▶ [Given request]
Sort through the data and copy the lines holding the word "South".

>>>>>

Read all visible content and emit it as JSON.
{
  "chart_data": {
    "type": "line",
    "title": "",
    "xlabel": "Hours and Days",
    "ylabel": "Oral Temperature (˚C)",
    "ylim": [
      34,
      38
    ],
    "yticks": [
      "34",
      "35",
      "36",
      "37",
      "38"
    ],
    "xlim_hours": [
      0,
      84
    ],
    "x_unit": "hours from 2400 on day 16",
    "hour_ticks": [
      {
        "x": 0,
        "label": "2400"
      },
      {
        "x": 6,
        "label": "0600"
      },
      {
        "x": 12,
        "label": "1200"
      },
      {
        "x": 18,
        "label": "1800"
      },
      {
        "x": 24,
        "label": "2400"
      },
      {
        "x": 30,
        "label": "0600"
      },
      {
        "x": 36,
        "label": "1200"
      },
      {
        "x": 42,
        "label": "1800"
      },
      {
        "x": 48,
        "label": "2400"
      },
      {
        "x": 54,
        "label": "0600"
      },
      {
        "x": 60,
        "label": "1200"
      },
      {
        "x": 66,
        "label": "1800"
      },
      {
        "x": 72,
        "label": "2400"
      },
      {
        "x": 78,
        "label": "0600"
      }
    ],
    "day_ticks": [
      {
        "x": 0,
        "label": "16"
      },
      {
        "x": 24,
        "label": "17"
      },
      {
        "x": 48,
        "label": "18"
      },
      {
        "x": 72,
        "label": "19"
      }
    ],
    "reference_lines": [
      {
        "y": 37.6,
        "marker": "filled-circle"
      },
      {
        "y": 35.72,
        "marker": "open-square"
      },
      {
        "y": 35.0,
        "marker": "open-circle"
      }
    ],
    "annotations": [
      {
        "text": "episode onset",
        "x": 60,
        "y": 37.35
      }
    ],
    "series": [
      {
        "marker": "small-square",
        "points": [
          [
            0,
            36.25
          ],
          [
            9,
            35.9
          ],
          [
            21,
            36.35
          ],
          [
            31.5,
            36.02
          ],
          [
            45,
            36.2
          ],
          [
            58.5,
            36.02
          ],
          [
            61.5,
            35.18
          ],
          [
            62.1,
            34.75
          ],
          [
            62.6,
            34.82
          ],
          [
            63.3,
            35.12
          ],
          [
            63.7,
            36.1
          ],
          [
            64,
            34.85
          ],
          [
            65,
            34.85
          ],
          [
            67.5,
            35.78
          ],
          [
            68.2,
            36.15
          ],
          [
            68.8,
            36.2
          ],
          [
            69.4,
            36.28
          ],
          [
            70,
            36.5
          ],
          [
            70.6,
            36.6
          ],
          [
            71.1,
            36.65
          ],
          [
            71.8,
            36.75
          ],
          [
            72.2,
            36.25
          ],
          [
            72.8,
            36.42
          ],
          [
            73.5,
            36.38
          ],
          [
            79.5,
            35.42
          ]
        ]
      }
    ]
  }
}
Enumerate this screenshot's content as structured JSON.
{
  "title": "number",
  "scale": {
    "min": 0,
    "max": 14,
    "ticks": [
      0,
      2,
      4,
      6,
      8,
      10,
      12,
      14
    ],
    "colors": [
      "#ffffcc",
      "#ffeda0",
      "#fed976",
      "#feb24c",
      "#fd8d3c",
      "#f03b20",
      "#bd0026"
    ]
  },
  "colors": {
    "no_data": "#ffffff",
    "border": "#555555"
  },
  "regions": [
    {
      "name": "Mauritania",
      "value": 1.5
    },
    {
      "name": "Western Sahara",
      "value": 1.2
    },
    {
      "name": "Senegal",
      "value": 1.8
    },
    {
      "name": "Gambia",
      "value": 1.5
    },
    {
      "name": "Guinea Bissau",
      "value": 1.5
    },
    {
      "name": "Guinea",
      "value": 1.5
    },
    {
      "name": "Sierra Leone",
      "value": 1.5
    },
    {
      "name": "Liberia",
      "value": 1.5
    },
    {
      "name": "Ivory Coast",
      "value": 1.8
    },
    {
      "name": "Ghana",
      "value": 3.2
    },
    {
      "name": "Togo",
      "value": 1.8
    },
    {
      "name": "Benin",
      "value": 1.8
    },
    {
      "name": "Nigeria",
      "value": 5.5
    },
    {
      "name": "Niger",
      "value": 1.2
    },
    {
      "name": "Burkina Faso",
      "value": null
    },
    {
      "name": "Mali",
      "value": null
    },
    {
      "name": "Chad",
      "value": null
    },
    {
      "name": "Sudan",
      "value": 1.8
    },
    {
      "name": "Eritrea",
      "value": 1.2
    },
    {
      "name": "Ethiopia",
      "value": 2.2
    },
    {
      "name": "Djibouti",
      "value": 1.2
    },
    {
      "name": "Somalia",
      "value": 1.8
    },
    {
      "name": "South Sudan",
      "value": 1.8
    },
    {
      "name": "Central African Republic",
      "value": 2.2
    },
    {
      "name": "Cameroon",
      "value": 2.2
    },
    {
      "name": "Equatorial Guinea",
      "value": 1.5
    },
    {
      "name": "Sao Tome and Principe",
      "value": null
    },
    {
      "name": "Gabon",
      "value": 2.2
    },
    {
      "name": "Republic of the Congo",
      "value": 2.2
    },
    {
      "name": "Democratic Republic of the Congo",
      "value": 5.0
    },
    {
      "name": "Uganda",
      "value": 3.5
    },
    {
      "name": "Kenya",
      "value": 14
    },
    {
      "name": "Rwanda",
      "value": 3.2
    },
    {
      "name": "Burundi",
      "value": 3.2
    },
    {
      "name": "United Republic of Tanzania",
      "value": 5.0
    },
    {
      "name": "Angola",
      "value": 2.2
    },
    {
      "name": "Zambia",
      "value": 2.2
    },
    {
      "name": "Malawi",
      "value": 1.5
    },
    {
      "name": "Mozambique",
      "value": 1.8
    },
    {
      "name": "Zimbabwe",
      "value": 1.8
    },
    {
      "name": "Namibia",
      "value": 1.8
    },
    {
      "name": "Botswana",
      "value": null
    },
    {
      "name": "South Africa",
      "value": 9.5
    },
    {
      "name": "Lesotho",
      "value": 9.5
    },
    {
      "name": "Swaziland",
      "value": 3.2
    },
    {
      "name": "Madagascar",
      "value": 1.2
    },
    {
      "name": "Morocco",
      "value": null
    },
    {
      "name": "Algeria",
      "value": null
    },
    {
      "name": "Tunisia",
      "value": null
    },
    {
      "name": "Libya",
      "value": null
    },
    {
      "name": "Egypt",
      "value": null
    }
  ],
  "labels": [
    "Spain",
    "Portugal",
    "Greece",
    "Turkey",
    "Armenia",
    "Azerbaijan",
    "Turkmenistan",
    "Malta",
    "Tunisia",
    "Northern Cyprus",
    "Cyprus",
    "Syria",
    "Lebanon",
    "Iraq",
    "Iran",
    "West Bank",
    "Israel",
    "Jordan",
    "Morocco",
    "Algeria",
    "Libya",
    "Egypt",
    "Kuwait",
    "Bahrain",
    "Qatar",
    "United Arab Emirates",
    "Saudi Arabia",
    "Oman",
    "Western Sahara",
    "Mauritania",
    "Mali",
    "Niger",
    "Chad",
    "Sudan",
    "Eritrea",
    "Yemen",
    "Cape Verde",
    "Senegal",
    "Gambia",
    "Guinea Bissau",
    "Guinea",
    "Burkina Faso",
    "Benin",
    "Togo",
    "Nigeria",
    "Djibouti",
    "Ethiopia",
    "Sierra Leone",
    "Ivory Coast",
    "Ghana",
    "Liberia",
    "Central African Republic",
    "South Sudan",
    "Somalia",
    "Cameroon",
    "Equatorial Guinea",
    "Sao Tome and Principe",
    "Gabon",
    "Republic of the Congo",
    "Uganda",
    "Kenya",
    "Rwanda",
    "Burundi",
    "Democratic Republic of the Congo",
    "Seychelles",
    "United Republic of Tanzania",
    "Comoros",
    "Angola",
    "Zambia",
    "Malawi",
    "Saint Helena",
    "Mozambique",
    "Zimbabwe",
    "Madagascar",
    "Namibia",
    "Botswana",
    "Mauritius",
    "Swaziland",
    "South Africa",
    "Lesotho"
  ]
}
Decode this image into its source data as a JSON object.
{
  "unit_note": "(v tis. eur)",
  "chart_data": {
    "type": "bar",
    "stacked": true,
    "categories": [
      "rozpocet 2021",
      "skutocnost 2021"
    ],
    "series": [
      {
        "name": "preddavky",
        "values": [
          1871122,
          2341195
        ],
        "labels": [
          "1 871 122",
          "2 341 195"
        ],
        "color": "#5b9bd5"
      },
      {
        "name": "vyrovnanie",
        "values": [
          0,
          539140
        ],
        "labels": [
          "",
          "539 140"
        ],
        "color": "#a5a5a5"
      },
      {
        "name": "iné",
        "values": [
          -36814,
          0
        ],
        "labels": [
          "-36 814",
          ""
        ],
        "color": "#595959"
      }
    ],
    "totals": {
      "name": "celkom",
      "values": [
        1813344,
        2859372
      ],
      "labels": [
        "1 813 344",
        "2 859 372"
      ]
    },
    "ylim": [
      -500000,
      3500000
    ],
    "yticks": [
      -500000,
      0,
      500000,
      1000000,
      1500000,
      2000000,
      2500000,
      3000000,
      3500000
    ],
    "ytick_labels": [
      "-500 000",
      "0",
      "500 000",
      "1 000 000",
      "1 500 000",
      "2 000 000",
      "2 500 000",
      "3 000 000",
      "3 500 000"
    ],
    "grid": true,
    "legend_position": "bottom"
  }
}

<<<<<

▶ [Task output]
      "name": "South Sudan",
      "name": "South Africa",
    "South Sudan",
    "South Africa",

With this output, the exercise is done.